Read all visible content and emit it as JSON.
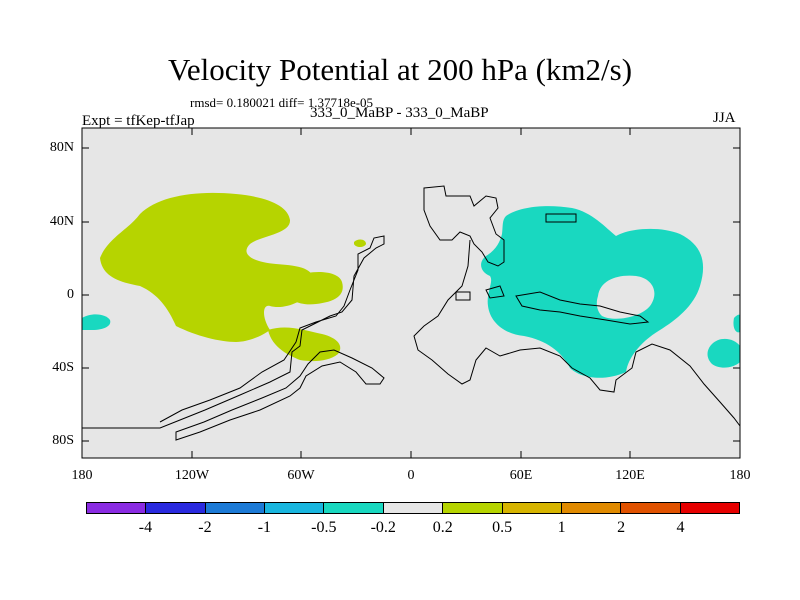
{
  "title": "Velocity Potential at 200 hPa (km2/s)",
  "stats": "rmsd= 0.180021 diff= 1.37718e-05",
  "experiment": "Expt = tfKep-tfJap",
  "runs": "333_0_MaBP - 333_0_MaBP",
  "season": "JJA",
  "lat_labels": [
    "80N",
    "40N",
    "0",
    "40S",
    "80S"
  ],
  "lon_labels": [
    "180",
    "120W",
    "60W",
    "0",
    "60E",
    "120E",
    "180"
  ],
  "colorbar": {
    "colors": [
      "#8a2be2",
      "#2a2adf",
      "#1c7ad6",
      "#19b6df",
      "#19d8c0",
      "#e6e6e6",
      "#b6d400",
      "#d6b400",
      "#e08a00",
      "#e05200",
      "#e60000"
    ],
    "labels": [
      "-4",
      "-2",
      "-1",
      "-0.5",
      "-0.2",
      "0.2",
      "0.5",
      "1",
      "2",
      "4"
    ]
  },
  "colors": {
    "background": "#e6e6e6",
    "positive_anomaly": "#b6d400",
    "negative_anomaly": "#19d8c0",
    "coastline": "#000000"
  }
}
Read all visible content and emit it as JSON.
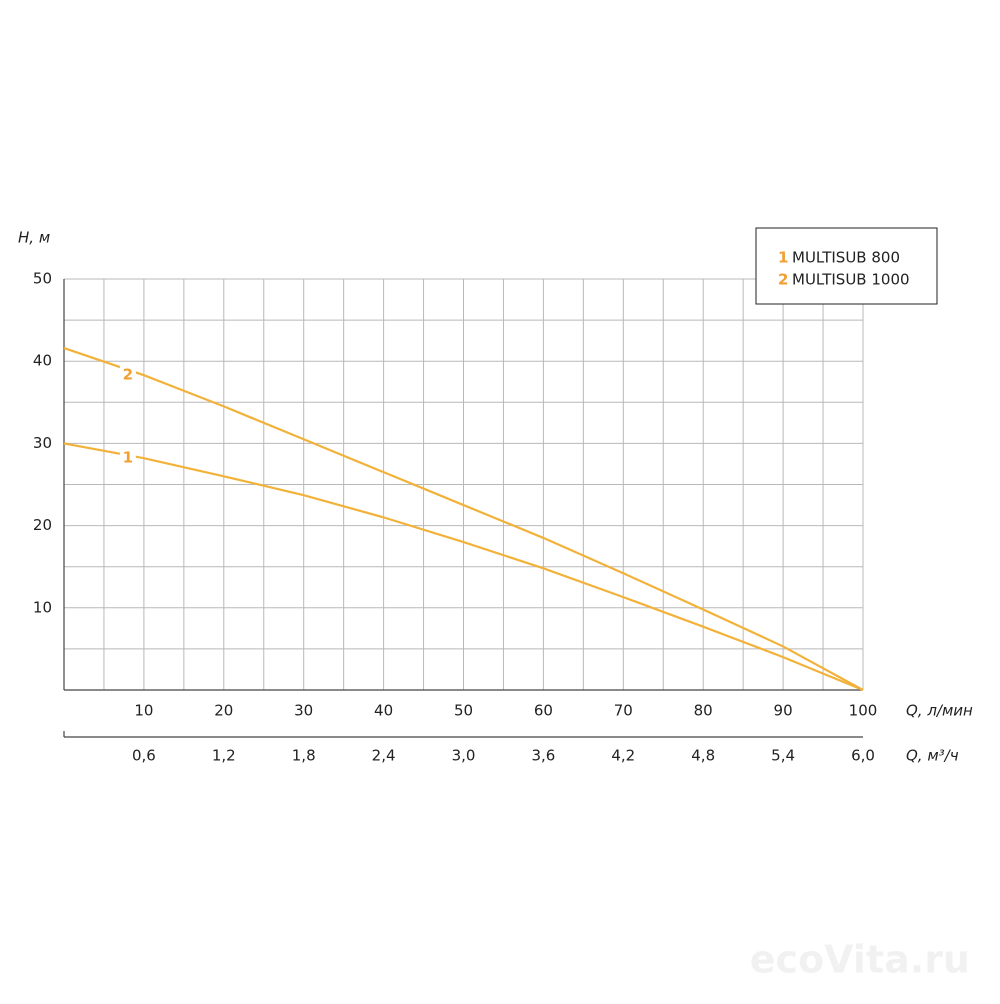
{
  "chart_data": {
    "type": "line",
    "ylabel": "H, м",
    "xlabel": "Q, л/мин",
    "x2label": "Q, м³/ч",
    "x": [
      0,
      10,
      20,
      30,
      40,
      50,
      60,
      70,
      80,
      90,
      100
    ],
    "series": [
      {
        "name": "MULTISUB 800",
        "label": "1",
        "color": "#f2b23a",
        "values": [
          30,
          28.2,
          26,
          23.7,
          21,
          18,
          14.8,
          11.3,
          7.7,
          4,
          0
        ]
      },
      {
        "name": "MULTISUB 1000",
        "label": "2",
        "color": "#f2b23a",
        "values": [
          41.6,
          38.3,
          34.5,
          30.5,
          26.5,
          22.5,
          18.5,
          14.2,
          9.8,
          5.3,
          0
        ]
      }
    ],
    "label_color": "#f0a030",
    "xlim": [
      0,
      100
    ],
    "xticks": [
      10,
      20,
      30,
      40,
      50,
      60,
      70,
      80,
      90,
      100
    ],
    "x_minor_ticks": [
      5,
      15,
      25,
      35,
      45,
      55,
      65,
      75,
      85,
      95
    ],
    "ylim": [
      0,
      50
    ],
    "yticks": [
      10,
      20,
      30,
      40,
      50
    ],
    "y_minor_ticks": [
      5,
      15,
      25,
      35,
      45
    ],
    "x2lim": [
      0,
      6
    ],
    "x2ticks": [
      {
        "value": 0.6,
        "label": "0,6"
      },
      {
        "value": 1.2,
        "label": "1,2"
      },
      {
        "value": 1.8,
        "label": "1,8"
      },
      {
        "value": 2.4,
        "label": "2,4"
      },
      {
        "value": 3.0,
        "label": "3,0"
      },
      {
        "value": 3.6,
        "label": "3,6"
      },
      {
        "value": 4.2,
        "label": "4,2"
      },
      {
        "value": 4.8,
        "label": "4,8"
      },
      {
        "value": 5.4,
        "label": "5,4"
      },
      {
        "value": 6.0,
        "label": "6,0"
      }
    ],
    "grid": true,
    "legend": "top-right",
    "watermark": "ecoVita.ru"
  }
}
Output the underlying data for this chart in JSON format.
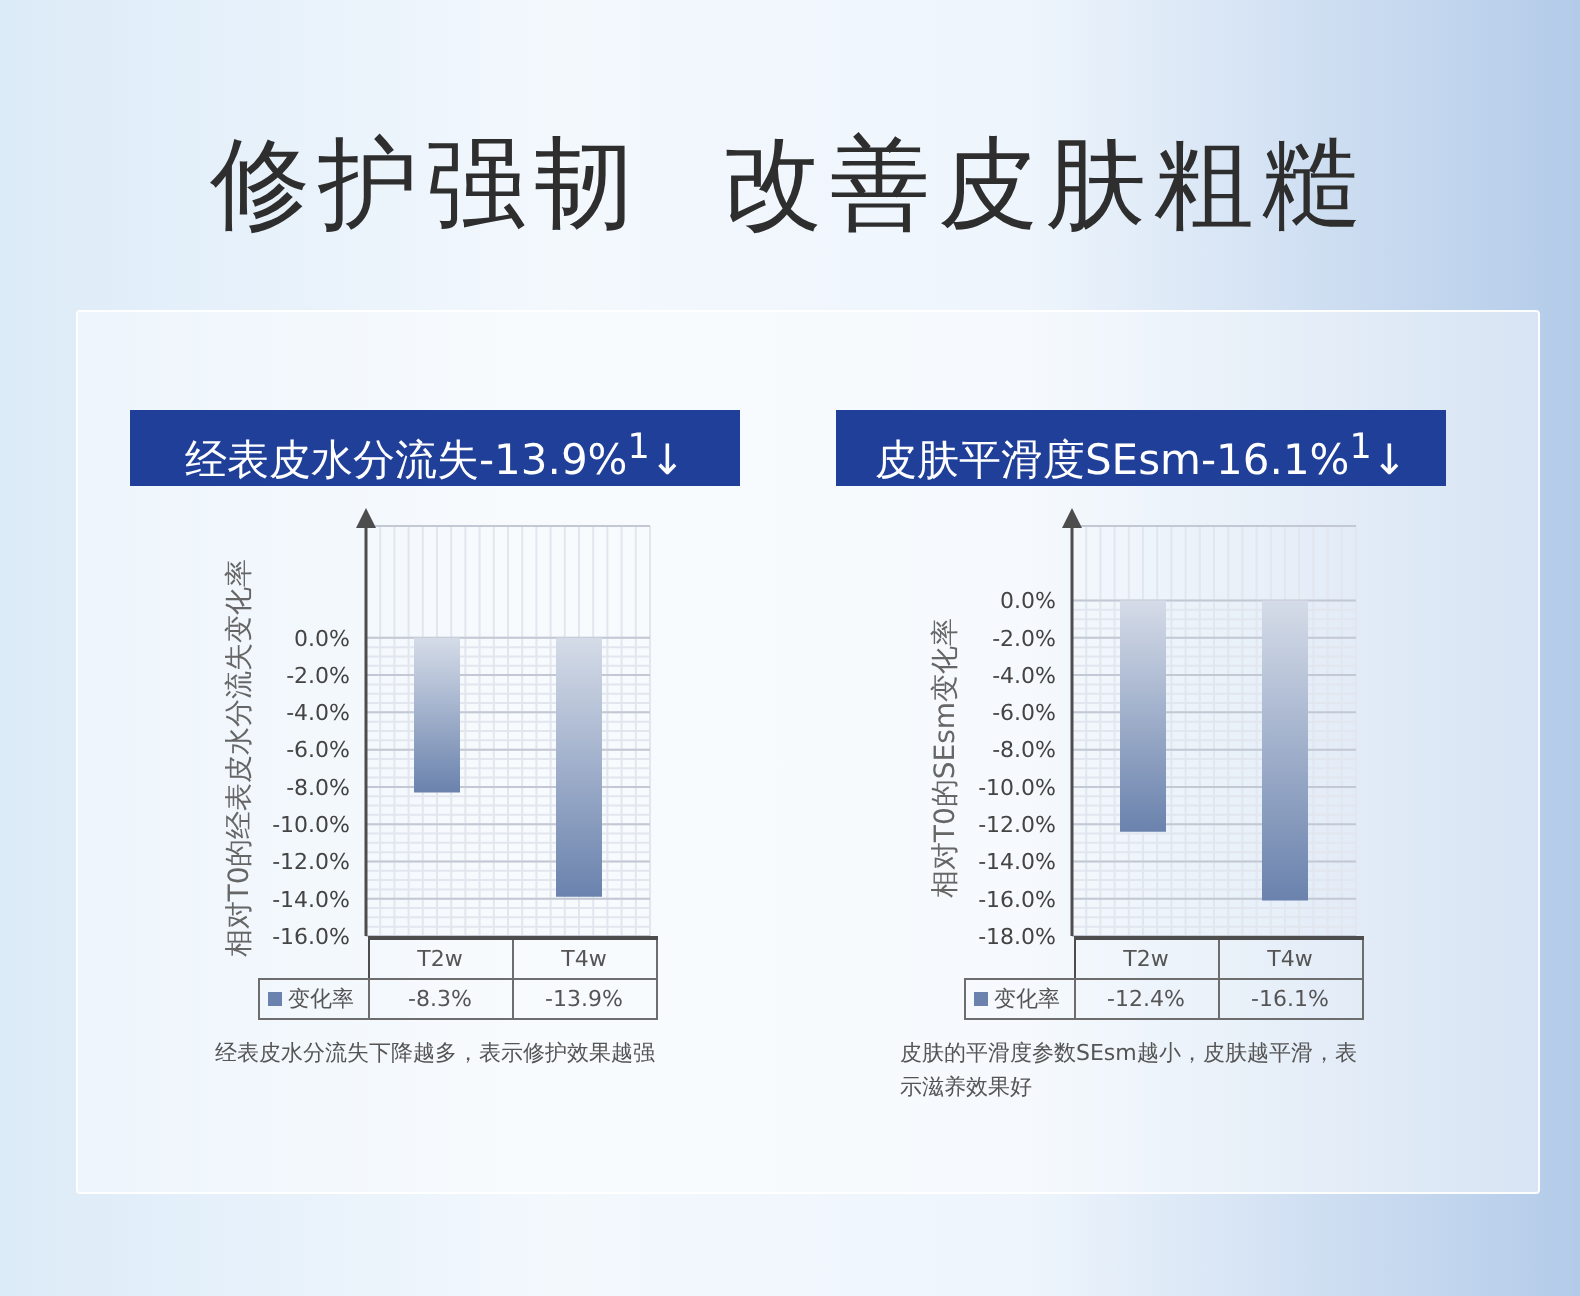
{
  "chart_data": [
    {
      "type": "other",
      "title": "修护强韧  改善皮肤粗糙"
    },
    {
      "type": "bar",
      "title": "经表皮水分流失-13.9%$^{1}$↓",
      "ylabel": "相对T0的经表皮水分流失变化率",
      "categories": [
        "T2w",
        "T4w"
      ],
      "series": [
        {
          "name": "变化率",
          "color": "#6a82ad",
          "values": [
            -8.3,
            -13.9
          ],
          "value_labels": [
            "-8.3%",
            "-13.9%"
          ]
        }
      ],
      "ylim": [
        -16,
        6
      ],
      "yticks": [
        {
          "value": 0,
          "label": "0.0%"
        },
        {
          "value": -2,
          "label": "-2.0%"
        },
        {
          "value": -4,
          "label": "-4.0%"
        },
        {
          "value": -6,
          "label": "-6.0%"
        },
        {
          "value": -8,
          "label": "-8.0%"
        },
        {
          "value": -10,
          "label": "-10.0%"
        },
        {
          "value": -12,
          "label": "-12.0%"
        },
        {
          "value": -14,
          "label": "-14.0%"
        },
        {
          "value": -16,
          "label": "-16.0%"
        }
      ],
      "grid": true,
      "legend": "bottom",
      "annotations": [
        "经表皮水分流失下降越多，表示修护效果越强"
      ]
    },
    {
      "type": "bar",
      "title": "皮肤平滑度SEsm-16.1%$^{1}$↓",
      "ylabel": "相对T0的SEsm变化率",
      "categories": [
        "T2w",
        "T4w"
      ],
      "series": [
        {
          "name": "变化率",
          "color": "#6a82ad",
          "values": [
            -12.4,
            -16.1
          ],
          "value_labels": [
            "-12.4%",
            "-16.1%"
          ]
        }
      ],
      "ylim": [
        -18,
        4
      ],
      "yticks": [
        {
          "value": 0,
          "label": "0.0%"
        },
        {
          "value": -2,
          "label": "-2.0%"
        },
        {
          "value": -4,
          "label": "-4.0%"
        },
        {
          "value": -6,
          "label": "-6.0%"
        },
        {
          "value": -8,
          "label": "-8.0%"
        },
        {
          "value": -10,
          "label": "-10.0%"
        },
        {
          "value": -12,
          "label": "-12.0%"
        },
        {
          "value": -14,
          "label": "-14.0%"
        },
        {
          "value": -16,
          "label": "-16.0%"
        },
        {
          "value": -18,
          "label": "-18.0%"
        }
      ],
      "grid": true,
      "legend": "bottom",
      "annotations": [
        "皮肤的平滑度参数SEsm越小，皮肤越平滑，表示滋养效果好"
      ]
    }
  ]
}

# # # #

§ **Task brief**
Reproduce each line of the material containing the word "title".

§ **Task output**
  "title": "Velocity Potential at 200 hPa (km2/s)",
      "title": "修护强韧  改善皮肤粗糙"
      "title": "经表皮水分流失-13.9%$^{1}$↓",
      "title": "皮肤平滑度SEsm-16.1%$^{1}$↓",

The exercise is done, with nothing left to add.